* What the task asks
Gather the lines below that include the string "from", copying each in full.

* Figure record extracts
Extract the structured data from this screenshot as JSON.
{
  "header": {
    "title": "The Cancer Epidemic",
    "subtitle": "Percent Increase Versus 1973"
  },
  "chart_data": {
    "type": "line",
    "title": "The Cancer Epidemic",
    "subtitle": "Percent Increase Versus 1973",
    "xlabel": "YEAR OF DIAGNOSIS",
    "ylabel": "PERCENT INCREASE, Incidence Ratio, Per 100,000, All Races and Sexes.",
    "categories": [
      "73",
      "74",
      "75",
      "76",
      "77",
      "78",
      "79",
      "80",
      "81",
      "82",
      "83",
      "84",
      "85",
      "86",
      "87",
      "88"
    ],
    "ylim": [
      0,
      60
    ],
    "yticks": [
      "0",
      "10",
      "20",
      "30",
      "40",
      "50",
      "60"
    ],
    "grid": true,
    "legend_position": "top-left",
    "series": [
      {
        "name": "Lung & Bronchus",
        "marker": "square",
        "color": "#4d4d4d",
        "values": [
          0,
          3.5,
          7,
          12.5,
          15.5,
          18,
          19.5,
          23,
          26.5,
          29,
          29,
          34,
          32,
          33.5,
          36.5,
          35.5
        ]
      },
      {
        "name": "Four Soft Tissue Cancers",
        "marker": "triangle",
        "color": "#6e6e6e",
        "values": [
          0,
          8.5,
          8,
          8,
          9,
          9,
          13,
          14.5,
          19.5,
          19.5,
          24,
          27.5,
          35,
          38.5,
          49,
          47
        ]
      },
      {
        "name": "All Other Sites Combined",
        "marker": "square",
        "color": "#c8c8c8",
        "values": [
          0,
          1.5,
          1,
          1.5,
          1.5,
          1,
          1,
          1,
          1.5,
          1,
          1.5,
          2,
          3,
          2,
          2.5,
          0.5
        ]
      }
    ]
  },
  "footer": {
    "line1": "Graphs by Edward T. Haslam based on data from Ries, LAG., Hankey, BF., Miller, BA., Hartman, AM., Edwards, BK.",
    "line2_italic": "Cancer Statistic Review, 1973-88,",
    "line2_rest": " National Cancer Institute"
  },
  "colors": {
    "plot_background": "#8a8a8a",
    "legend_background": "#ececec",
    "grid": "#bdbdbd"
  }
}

* Task solution
Extract the structured data from this screenshot as JSON.
    "line1": "Graphs by Edward T. Haslam based on data from Ries, LAG., Hankey, BF., Miller, BA., Hartman, AM., Edwards, BK.",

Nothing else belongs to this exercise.